> Records for the task
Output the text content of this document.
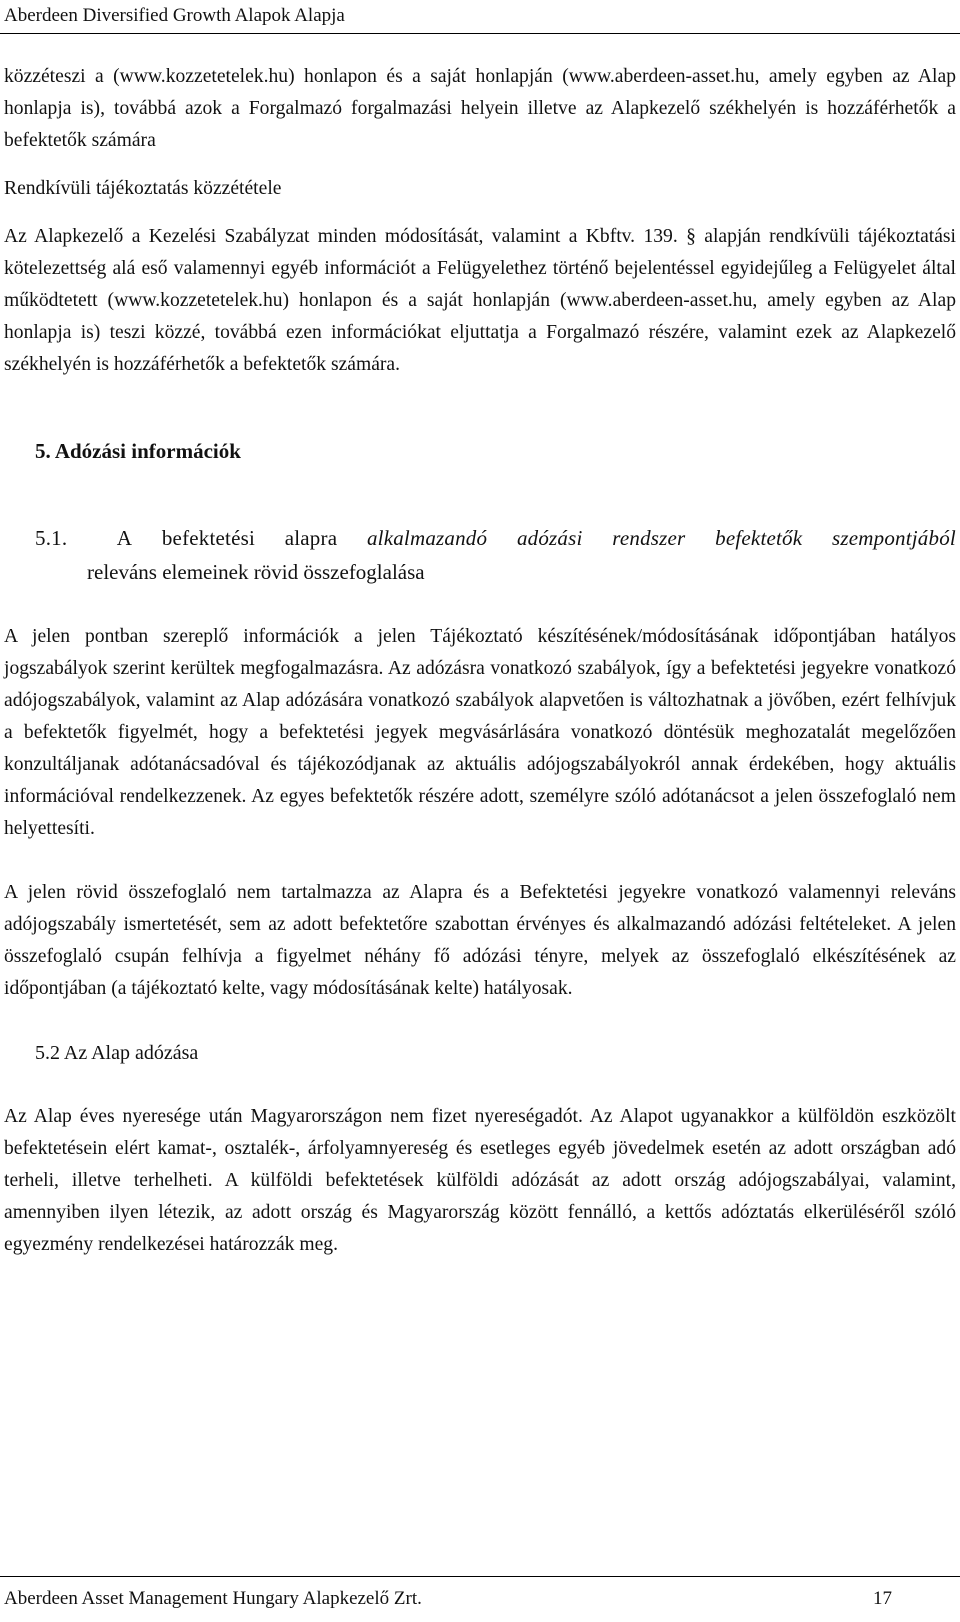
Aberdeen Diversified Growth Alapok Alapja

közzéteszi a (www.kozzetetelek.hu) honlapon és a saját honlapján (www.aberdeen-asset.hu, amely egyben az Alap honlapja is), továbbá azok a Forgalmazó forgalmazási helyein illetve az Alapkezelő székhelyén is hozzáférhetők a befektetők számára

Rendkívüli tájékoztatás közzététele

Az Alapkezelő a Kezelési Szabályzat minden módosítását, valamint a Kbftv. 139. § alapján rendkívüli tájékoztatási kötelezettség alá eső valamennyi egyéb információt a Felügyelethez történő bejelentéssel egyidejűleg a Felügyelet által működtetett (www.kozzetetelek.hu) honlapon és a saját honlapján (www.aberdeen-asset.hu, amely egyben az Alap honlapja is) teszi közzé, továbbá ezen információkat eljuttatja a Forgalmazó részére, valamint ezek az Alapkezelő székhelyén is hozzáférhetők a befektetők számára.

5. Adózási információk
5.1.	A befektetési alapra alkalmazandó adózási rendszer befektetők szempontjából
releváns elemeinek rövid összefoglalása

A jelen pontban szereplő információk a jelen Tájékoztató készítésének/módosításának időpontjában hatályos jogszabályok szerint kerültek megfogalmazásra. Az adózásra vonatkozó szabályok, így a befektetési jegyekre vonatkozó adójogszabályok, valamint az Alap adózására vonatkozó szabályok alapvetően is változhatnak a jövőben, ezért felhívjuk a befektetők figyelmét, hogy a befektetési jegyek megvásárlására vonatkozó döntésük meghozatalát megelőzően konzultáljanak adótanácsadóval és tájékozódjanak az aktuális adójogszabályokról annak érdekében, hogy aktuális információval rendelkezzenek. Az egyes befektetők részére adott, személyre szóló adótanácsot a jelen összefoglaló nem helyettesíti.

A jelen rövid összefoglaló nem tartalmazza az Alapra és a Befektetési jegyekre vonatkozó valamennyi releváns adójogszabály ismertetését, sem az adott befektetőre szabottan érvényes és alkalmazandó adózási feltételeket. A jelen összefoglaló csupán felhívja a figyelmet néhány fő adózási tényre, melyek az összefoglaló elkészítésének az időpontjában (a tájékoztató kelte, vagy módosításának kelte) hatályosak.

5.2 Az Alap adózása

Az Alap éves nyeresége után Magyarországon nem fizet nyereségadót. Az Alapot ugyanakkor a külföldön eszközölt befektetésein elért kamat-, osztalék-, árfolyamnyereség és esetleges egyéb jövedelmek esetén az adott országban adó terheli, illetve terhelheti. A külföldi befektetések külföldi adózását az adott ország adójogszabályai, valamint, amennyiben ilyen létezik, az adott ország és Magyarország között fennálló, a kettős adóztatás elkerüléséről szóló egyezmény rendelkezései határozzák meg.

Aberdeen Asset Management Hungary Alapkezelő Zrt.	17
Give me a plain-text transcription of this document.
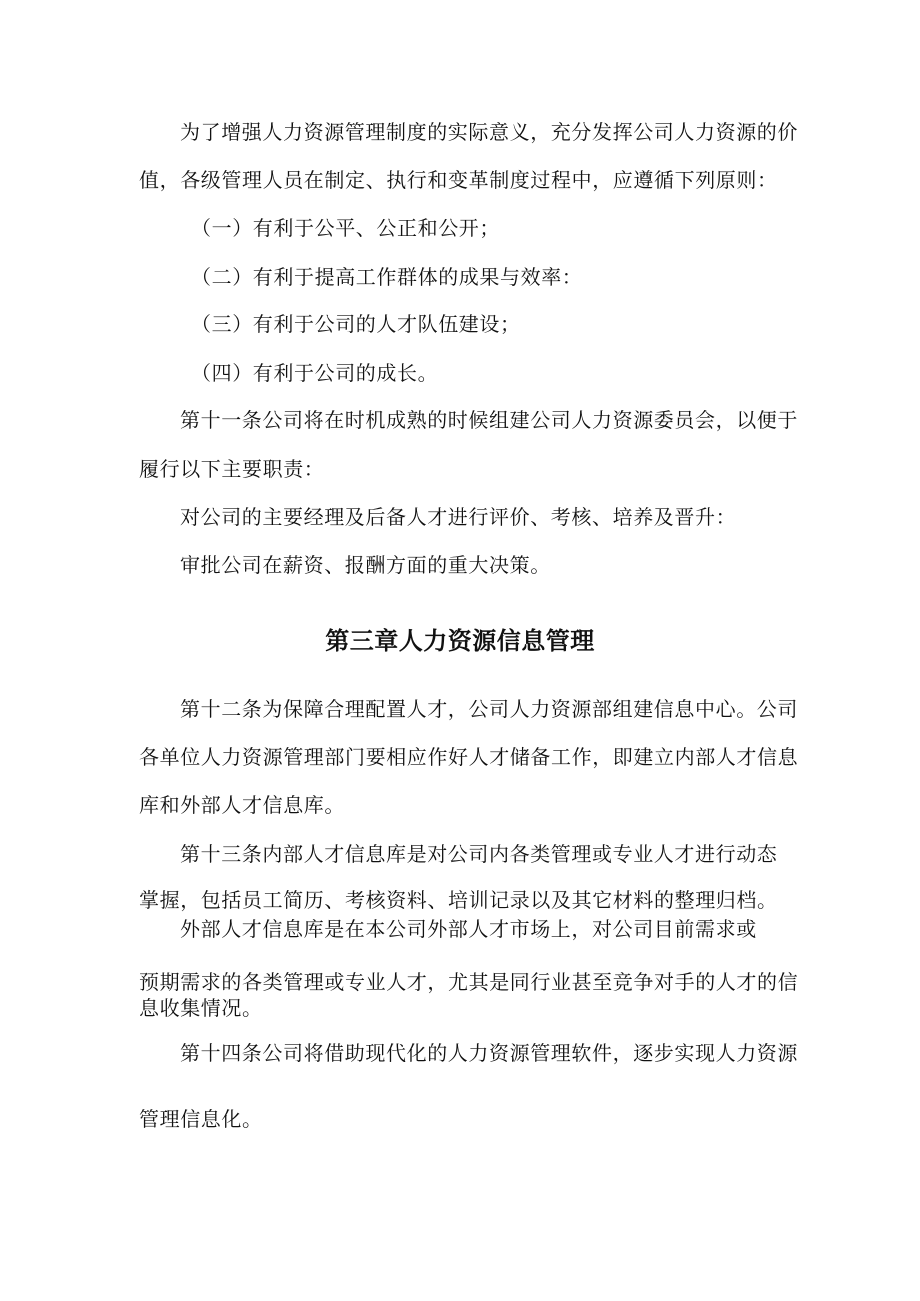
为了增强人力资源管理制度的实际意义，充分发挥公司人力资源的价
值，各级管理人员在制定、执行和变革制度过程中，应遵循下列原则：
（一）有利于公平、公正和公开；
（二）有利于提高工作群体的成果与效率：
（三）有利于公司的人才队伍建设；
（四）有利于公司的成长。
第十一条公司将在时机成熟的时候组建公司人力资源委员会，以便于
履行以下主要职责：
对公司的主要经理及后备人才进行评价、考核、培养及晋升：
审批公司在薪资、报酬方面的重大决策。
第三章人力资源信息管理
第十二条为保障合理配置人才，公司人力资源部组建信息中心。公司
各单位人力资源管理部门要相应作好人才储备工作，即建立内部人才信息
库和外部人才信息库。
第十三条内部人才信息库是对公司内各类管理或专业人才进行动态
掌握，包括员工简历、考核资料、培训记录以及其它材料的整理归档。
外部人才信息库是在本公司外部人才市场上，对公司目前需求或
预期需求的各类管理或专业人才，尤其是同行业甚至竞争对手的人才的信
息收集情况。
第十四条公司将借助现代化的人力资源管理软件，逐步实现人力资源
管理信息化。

* * *

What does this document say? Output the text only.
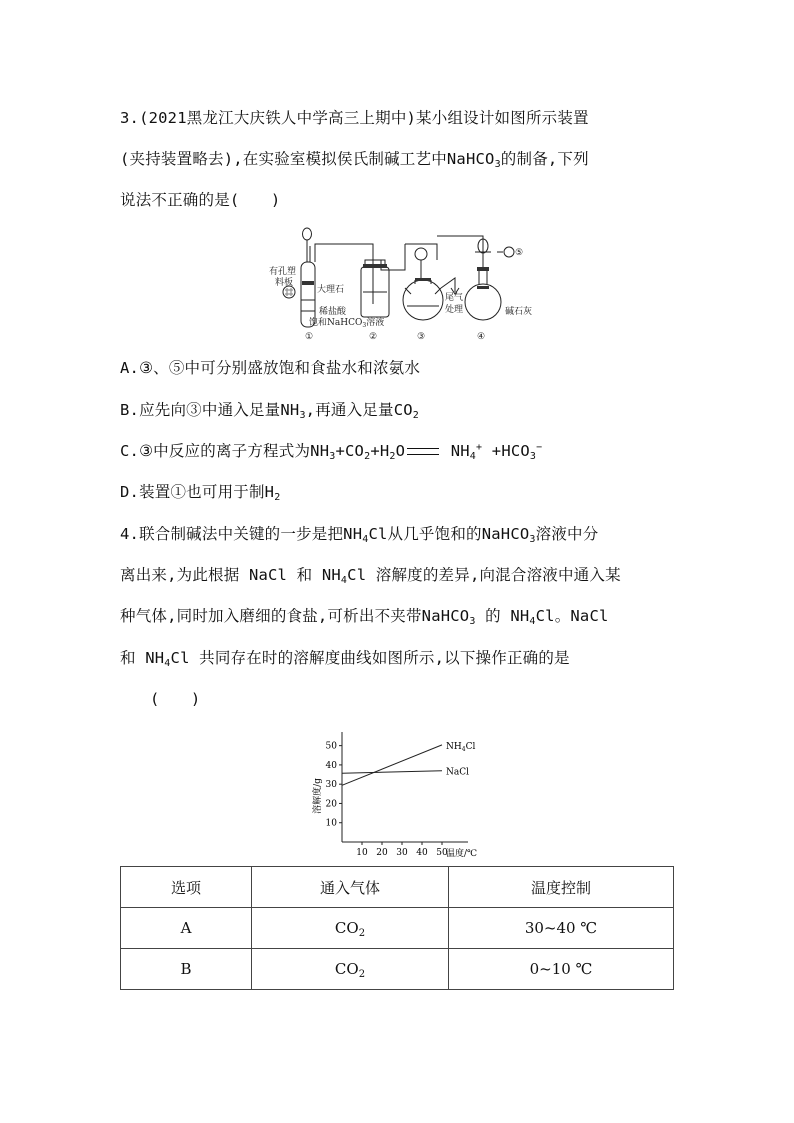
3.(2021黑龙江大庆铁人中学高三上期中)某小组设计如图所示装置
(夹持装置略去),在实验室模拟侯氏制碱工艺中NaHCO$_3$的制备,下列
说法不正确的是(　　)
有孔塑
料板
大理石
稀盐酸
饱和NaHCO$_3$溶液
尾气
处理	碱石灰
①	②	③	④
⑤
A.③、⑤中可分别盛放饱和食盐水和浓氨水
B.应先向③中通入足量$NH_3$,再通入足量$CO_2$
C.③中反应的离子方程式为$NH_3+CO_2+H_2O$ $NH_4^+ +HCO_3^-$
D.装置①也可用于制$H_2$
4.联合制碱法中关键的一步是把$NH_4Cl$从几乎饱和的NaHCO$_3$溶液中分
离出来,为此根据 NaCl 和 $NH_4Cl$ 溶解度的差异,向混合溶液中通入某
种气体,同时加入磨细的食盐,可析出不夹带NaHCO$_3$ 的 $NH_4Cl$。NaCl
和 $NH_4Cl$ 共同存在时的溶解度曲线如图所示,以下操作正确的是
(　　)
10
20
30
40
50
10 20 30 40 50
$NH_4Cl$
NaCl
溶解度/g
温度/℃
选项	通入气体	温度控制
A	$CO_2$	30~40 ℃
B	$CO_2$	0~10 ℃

> Given task
From the data above, pick out each line containing "document" and copy it.

> Task solution
Output the text content of this document.
Give me a plain-text transcription of this document.
What does this document say? Output the text only.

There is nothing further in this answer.